• [TASK OBJECTIVE]: Read the lines below. Copy out any that hold the string "color".

▬▬▬

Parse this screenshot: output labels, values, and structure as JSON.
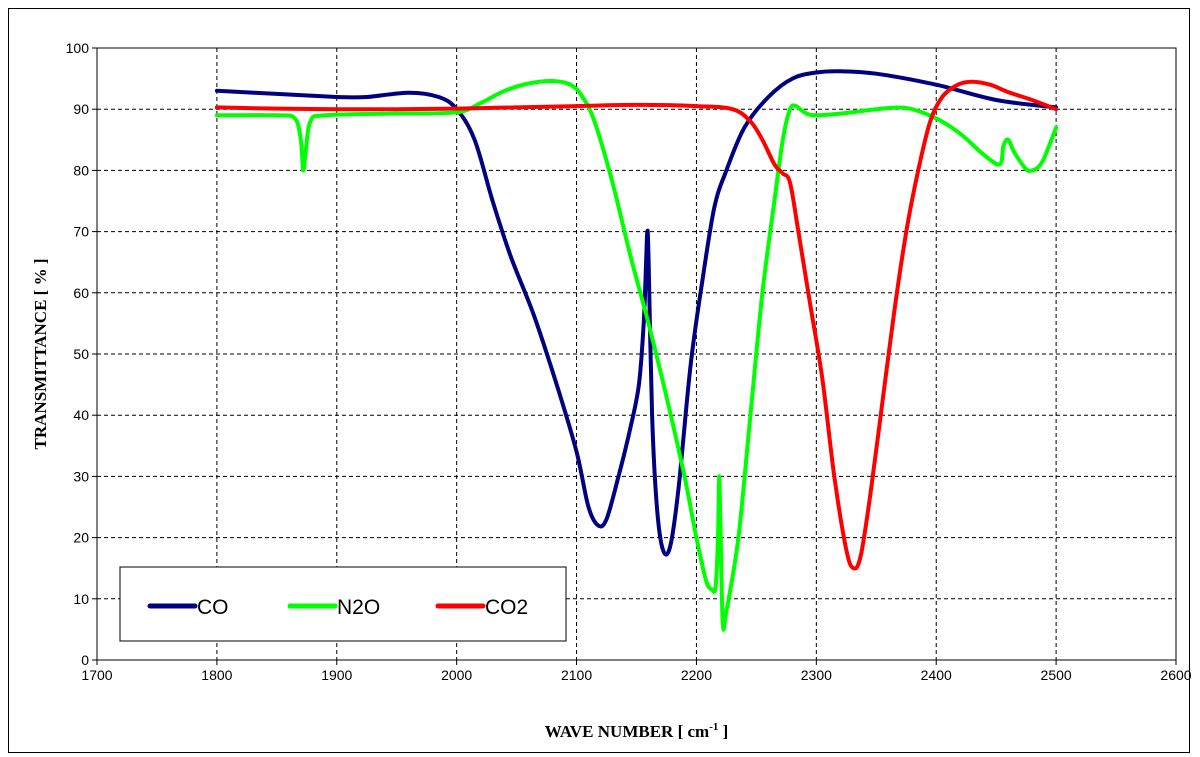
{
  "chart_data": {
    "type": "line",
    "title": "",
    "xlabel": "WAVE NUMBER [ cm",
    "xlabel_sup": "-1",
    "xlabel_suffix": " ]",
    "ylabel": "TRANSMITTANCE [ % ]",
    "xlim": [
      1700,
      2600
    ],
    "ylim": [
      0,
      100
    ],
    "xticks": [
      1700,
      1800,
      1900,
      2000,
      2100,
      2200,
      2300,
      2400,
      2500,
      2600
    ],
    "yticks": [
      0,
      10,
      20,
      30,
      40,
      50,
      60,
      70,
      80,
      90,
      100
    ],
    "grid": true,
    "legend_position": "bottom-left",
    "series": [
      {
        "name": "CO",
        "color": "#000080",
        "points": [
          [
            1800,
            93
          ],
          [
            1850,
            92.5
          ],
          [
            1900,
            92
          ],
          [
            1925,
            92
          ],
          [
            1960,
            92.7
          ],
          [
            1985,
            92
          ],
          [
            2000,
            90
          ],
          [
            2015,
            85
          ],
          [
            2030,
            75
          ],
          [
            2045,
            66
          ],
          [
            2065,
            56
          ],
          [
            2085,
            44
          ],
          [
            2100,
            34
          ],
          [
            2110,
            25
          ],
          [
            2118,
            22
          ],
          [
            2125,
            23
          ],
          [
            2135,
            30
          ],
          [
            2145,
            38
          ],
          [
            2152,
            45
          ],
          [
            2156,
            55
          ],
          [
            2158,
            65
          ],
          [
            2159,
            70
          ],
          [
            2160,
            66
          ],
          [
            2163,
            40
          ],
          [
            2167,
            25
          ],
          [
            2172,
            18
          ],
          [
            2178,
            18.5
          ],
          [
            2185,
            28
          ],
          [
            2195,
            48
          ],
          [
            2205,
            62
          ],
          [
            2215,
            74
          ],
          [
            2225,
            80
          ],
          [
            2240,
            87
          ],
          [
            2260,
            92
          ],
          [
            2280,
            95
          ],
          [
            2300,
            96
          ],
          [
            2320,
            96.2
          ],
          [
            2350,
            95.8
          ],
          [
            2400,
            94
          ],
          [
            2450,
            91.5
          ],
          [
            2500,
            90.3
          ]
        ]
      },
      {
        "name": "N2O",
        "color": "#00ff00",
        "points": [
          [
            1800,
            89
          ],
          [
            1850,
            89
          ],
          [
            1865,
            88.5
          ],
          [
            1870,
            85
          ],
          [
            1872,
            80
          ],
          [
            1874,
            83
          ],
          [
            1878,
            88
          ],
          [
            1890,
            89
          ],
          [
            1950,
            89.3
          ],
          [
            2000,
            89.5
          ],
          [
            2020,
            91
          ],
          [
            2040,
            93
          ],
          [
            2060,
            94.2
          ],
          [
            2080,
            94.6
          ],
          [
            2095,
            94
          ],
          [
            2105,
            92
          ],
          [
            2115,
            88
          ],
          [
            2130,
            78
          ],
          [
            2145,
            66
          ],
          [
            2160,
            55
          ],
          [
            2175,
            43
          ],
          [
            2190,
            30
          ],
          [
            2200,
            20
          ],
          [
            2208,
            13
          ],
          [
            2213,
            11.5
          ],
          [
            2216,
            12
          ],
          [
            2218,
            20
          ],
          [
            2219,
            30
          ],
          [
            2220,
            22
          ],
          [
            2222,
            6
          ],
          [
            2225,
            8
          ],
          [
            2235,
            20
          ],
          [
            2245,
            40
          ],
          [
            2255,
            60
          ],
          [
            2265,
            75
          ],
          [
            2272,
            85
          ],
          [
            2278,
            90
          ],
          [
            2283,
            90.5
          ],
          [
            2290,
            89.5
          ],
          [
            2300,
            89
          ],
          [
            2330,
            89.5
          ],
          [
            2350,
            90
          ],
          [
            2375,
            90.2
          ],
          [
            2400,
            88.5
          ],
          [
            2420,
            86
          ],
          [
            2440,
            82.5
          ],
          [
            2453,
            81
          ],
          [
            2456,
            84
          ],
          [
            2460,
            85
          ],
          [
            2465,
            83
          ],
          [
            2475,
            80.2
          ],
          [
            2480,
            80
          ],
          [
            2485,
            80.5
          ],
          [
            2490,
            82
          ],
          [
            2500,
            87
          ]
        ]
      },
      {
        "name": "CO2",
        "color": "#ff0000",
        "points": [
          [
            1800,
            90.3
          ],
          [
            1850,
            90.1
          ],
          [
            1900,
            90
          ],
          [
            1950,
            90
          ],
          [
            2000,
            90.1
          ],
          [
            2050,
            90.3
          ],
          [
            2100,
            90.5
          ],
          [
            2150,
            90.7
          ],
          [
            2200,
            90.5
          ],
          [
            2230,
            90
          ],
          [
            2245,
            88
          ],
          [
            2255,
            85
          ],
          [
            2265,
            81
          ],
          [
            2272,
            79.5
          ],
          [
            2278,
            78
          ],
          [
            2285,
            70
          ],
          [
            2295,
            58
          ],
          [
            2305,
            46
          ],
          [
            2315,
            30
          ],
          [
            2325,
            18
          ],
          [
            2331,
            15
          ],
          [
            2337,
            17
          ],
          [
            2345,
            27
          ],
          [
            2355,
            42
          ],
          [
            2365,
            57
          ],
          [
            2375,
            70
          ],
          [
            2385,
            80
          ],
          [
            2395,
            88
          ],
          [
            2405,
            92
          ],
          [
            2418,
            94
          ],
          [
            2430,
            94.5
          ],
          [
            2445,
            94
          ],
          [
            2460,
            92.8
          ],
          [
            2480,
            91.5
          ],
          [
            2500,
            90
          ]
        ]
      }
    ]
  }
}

▬▬▬

• [ANSWER TO THE EXERCISE]:
        "color": "#000080",
        "color": "#00ff00",
        "color": "#ff0000",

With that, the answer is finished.